• [YOUR TASK]: Quote the lines from the line holding "Read the values" to the very end of the listing, exactly, and no others.

—————

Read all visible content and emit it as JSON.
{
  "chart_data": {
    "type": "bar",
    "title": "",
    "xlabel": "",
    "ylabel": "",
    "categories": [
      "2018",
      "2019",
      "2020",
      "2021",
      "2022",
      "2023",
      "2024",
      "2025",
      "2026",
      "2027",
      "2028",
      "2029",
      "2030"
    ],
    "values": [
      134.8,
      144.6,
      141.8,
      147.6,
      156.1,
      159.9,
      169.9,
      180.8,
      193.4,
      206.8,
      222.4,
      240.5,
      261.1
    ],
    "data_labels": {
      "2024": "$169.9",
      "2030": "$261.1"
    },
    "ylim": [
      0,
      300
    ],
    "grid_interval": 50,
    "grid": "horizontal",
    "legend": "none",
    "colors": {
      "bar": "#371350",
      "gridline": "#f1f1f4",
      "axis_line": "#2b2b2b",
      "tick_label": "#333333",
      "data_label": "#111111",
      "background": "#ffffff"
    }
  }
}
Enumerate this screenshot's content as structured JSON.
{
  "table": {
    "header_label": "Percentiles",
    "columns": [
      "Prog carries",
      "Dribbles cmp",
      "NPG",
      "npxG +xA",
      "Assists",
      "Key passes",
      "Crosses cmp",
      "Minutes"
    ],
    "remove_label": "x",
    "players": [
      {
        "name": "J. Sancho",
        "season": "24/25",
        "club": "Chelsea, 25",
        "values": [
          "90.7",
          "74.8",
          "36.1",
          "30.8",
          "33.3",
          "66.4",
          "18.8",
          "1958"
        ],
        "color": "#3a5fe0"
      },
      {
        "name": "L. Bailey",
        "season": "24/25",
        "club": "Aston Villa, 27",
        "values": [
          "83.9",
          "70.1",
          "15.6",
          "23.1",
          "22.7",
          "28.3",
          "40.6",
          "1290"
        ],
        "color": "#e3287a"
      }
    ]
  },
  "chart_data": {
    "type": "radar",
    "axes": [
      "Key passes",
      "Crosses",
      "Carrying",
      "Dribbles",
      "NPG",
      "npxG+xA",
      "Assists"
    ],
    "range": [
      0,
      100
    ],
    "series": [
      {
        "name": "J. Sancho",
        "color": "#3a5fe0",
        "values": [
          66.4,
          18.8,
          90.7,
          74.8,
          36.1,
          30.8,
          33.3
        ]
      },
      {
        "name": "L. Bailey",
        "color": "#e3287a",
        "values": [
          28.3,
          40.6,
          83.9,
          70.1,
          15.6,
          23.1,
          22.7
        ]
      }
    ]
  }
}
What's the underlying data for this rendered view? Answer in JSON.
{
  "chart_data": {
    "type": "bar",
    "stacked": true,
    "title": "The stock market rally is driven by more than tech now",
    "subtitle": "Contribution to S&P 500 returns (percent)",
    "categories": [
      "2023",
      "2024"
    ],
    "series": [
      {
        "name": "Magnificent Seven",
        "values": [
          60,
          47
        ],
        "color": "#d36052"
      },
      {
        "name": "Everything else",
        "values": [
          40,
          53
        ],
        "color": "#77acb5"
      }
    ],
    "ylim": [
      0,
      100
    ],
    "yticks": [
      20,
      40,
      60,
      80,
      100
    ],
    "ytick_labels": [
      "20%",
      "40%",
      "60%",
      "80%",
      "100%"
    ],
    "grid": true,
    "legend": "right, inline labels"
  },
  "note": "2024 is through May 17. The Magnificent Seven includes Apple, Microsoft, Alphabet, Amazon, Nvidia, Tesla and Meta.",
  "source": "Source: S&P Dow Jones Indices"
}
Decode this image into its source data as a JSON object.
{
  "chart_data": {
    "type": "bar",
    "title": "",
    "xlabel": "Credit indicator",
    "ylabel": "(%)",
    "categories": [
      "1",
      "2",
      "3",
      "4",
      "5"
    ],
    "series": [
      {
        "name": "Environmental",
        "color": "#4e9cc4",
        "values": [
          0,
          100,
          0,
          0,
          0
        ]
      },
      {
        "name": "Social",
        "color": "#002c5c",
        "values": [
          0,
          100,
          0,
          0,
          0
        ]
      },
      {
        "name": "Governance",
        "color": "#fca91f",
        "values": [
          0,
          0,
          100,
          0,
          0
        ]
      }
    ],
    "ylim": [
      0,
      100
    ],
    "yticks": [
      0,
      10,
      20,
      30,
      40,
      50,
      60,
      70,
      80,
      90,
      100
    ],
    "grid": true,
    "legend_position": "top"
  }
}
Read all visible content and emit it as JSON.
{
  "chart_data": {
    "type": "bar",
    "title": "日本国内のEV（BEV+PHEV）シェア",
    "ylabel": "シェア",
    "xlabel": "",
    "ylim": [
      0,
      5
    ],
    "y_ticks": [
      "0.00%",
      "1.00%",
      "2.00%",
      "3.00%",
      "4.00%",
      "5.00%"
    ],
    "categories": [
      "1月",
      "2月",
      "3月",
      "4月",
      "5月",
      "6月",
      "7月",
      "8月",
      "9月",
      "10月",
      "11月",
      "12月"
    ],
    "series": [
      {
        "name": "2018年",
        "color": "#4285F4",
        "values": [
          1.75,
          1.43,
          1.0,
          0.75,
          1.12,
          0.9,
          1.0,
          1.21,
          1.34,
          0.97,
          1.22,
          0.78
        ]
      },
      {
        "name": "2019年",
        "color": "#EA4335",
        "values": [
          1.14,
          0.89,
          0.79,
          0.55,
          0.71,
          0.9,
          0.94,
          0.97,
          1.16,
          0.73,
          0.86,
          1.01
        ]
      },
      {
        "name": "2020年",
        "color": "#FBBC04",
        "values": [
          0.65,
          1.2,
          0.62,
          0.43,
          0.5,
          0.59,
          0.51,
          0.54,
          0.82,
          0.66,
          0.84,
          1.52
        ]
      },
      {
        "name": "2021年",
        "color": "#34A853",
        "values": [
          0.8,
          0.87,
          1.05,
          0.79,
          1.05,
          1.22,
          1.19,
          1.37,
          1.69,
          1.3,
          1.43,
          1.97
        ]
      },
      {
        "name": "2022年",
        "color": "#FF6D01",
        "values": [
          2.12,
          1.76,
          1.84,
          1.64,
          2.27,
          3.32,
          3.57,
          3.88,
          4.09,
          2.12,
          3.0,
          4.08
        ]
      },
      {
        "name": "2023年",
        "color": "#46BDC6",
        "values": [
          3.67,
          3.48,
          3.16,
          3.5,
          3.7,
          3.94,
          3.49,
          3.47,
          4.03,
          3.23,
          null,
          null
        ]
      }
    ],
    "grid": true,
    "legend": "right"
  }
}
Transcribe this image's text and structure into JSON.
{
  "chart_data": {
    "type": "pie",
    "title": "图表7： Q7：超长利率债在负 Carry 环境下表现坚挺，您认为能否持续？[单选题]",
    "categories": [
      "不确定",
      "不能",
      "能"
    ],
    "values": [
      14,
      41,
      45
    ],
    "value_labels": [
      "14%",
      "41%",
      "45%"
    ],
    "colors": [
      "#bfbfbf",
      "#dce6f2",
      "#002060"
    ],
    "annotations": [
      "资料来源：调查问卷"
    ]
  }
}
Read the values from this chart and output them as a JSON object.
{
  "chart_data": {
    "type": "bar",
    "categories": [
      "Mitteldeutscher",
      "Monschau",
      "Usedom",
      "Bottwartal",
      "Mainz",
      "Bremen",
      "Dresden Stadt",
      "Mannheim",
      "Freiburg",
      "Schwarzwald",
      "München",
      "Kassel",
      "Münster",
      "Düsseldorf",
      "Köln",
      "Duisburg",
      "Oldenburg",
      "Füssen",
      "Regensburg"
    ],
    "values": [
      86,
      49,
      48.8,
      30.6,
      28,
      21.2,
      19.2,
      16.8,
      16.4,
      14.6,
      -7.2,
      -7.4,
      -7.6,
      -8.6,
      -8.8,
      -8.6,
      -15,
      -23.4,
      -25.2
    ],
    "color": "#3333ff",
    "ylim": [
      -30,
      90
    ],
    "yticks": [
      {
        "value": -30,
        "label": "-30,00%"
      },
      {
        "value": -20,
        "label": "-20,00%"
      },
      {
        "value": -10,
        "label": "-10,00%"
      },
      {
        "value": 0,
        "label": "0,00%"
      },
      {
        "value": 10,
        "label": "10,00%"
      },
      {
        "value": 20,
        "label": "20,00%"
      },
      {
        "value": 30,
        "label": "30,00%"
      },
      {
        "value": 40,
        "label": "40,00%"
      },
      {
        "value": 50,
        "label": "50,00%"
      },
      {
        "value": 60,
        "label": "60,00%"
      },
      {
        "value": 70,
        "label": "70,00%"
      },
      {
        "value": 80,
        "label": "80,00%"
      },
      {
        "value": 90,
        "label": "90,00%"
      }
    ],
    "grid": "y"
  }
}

—————

• [SOLUTION FOR THIS PROBLEM]:
Read the values from this chart and output them as a JSON object.
{
  "chart_data": {
    "type": "bar",
    "categories": [
      "Mitteldeutscher",
      "Monschau",
      "Usedom",
      "Bottwartal",
      "Mainz",
      "Bremen",
      "Dresden Stadt",
      "Mannheim",
      "Freiburg",
      "Schwarzwald",
      "München",
      "Kassel",
      "Münster",
      "Düsseldorf",
      "Köln",
      "Duisburg",
      "Oldenburg",
      "Füssen",
      "Regensburg"
    ],
    "values": [
      86,
      49,
      48.8,
      30.6,
      28,
      21.2,
      19.2,
      16.8,
      16.4,
      14.6,
      -7.2,
      -7.4,
      -7.6,
      -8.6,
      -8.8,
      -8.6,
      -15,
      -23.4,
      -25.2
    ],
    "color": "#3333ff",
    "ylim": [
      -30,
      90
    ],
    "yticks": [
      {
        "value": -30,
        "label": "-30,00%"
      },
      {
        "value": -20,
        "label": "-20,00%"
      },
      {
        "value": -10,
        "label": "-10,00%"
      },
      {
        "value": 0,
        "label": "0,00%"
      },
      {
        "value": 10,
        "label": "10,00%"
      },
      {
        "value": 20,
        "label": "20,00%"
      },
      {
        "value": 30,
        "label": "30,00%"
      },
      {
        "value": 40,
        "label": "40,00%"
      },
      {
        "value": 50,
        "label": "50,00%"
      },
      {
        "value": 60,
        "label": "60,00%"
      },
      {
        "value": 70,
        "label": "70,00%"
      },
      {
        "value": 80,
        "label": "80,00%"
      },
      {
        "value": 90,
        "label": "90,00%"
      }
    ],
    "grid": "y"
  }
}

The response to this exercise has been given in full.